What the exercise asks -
Your task is to copy each line that has the word "Byte".

+++ Supplied records +++

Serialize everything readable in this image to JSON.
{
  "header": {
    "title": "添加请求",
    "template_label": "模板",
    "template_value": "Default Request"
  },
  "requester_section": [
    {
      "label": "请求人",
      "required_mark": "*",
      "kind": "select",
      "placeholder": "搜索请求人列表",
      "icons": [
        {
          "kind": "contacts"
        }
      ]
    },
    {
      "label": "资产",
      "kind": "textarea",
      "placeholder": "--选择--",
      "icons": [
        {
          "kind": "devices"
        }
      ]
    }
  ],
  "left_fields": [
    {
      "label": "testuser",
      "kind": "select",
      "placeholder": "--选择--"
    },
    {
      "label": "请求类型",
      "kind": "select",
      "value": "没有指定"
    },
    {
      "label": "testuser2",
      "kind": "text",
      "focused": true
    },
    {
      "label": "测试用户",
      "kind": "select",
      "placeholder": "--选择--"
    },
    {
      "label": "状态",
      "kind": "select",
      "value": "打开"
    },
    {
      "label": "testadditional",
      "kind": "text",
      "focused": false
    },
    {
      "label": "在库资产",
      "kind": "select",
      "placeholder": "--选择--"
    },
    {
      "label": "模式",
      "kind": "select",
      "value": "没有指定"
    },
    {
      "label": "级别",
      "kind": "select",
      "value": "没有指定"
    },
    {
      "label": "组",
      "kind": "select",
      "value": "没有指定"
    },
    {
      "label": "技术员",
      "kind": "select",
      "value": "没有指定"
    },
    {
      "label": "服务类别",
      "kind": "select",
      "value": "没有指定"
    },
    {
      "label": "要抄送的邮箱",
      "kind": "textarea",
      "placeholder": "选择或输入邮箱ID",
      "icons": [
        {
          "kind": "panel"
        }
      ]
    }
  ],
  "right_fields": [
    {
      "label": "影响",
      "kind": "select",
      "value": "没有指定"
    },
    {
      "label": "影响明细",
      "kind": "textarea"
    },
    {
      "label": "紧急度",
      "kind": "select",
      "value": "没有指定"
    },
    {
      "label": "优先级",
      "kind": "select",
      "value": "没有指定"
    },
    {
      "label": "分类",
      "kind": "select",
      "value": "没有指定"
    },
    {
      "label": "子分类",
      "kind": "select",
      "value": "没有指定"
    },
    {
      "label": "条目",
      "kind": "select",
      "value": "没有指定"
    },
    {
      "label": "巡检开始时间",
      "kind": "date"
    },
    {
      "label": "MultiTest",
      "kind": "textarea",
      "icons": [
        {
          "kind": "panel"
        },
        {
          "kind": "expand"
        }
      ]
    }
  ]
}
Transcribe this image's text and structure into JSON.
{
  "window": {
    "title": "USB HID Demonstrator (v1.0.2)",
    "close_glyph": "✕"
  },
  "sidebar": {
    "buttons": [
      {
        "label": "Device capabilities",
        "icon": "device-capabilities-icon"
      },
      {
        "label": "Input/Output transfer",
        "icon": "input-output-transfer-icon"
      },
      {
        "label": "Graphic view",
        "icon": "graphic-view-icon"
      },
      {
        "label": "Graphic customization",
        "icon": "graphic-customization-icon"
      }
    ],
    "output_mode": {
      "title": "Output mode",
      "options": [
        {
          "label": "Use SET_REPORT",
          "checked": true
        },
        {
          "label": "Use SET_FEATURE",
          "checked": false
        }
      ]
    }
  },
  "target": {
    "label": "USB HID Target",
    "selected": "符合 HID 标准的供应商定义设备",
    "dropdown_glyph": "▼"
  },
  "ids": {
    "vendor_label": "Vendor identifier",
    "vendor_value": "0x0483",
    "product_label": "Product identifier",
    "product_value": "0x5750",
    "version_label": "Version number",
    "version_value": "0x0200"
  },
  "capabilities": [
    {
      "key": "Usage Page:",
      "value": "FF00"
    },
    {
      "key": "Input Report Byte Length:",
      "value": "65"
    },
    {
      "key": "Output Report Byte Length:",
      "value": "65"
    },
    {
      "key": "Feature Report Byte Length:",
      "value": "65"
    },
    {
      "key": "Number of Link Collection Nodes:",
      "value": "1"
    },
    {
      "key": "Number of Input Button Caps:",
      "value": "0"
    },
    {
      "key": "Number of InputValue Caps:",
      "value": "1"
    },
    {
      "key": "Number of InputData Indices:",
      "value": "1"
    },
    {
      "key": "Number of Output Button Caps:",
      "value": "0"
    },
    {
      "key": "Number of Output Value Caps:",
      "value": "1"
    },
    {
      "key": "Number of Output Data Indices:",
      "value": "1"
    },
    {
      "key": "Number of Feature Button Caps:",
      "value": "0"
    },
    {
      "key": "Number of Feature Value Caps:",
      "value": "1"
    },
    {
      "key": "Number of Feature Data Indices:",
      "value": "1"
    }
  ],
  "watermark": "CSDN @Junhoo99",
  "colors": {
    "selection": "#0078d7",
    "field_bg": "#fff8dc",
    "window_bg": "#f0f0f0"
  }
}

+++

Output for this exercise -
      "key": "Input Report Byte Length:",
      "key": "Output Report Byte Length:",
      "key": "Feature Report Byte Length:",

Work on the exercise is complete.